WRITTEN REQUEST => Leave out the pictures and repeat the data exactly.

--- begin DATASET ROWS ---

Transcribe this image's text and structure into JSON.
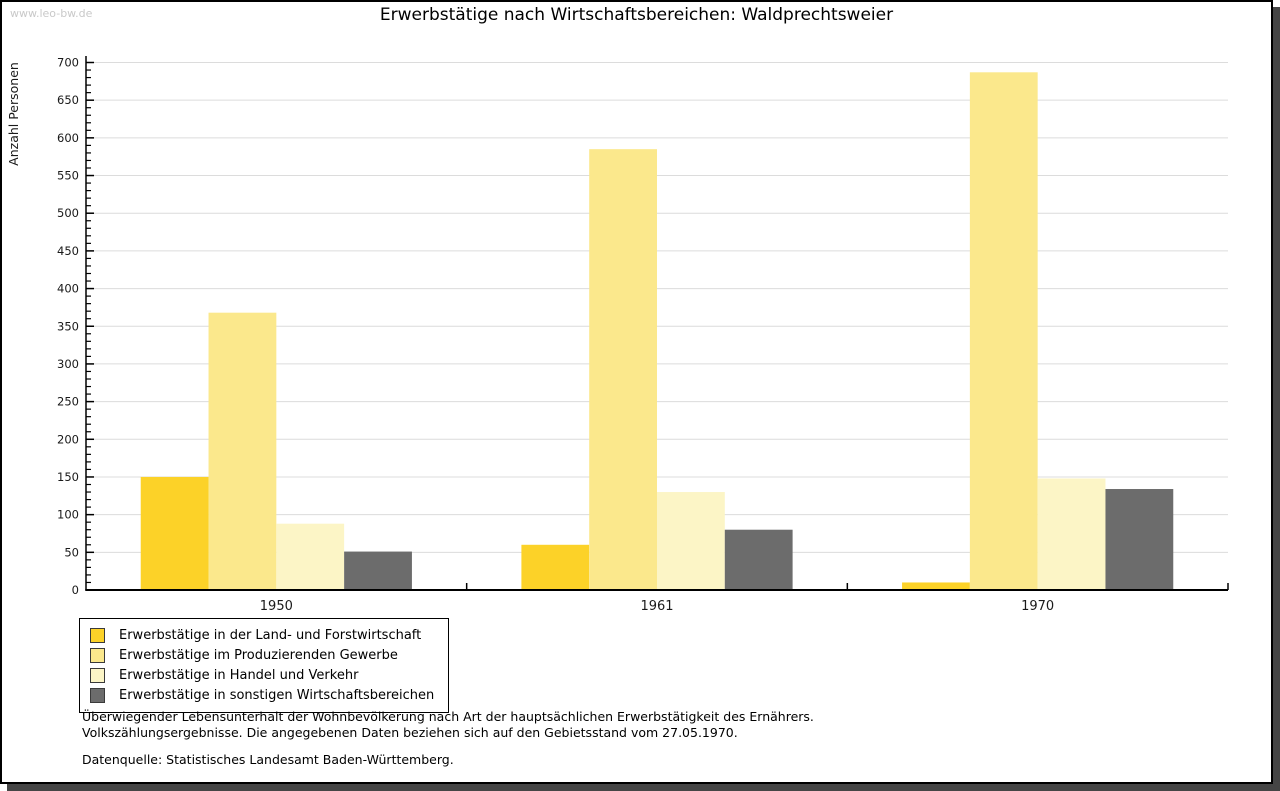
{
  "watermark": "www.leo-bw.de",
  "title": "Erwerbstätige nach Wirtschaftsbereichen: Waldprechtsweier",
  "chart_data": {
    "type": "bar",
    "title": "Erwerbstätige nach Wirtschaftsbereichen: Waldprechtsweier",
    "xlabel": "",
    "ylabel": "Anzahl Personen",
    "categories": [
      "1950",
      "1961",
      "1970"
    ],
    "series": [
      {
        "name": "Erwerbstätige in der Land- und Forstwirtschaft",
        "color": "#FCD228",
        "values": [
          150,
          60,
          10
        ]
      },
      {
        "name": "Erwerbstätige im Produzierenden Gewerbe",
        "color": "#FBE88C",
        "values": [
          368,
          585,
          687
        ]
      },
      {
        "name": "Erwerbstätige in Handel und Verkehr",
        "color": "#FCF5C6",
        "values": [
          88,
          130,
          148
        ]
      },
      {
        "name": "Erwerbstätige in sonstigen Wirtschaftsbereichen",
        "color": "#6C6C6C",
        "values": [
          51,
          80,
          134
        ]
      }
    ],
    "ylim": [
      0,
      700
    ],
    "ytick_step": 50,
    "minor_tick_step": 10,
    "grid": true,
    "gridline_color": "#dcdcdc",
    "axis_color": "#000000",
    "legend_position": "bottom-left"
  },
  "footnotes": {
    "line1": "Überwiegender Lebensunterhalt der Wohnbevölkerung nach Art der hauptsächlichen Erwerbstätigkeit des Ernährers.",
    "line2": "Volkszählungsergebnisse. Die angegebenen Daten beziehen sich auf den Gebietsstand vom 27.05.1970.",
    "source": "Datenquelle: Statistisches Landesamt Baden-Württemberg."
  }
}
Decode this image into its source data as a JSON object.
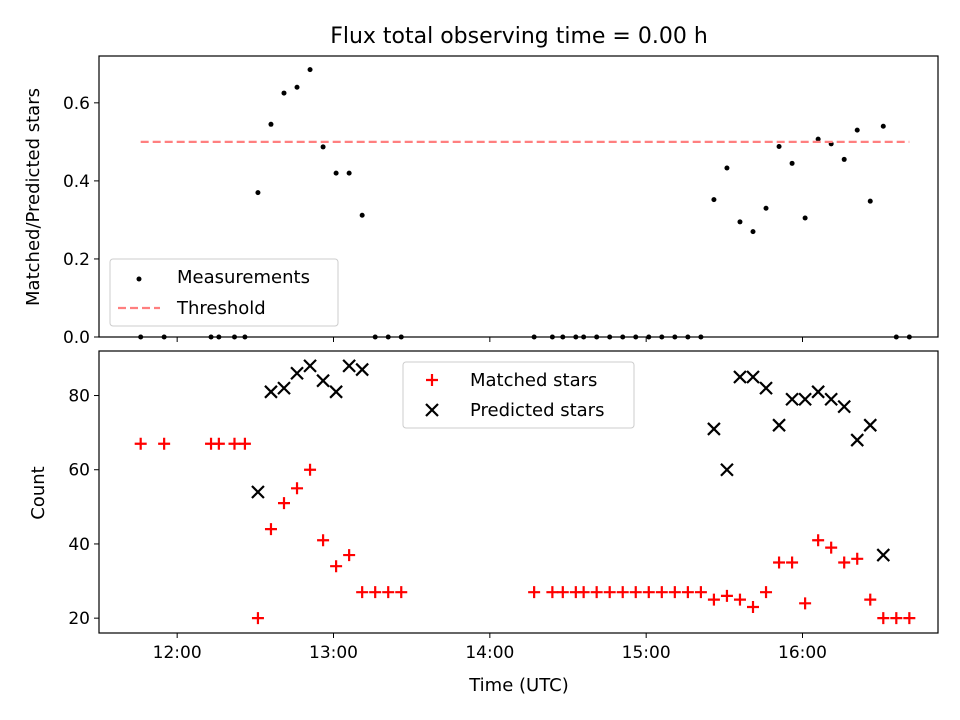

--- end DATASET ROWS ---

THE ANSWER =>
Transcribe this image's text and structure into JSON.
{
  "watermark": "www.leo-bw.de",
  "title": "Erwerbstätige nach Wirtschaftsbereichen: Waldprechtsweier",
  "chart_data": {
    "type": "bar",
    "title": "Erwerbstätige nach Wirtschaftsbereichen: Waldprechtsweier",
    "xlabel": "",
    "ylabel": "Anzahl Personen",
    "categories": [
      "1950",
      "1961",
      "1970"
    ],
    "series": [
      {
        "name": "Erwerbstätige in der Land- und Forstwirtschaft",
        "color": "#FCD228",
        "values": [
          150,
          60,
          10
        ]
      },
      {
        "name": "Erwerbstätige im Produzierenden Gewerbe",
        "color": "#FBE88C",
        "values": [
          368,
          585,
          687
        ]
      },
      {
        "name": "Erwerbstätige in Handel und Verkehr",
        "color": "#FCF5C6",
        "values": [
          88,
          130,
          148
        ]
      },
      {
        "name": "Erwerbstätige in sonstigen Wirtschaftsbereichen",
        "color": "#6C6C6C",
        "values": [
          51,
          80,
          134
        ]
      }
    ],
    "ylim": [
      0,
      700
    ],
    "ytick_step": 50,
    "minor_tick_step": 10,
    "grid": true,
    "gridline_color": "#dcdcdc",
    "axis_color": "#000000",
    "legend_position": "bottom-left"
  },
  "footnotes": {
    "line1": "Überwiegender Lebensunterhalt der Wohnbevölkerung nach Art der hauptsächlichen Erwerbstätigkeit des Ernährers.",
    "line2": "Volkszählungsergebnisse. Die angegebenen Daten beziehen sich auf den Gebietsstand vom 27.05.1970.",
    "source": "Datenquelle: Statistisches Landesamt Baden-Württemberg."
  }
}
Decode this image into its source data as a JSON object.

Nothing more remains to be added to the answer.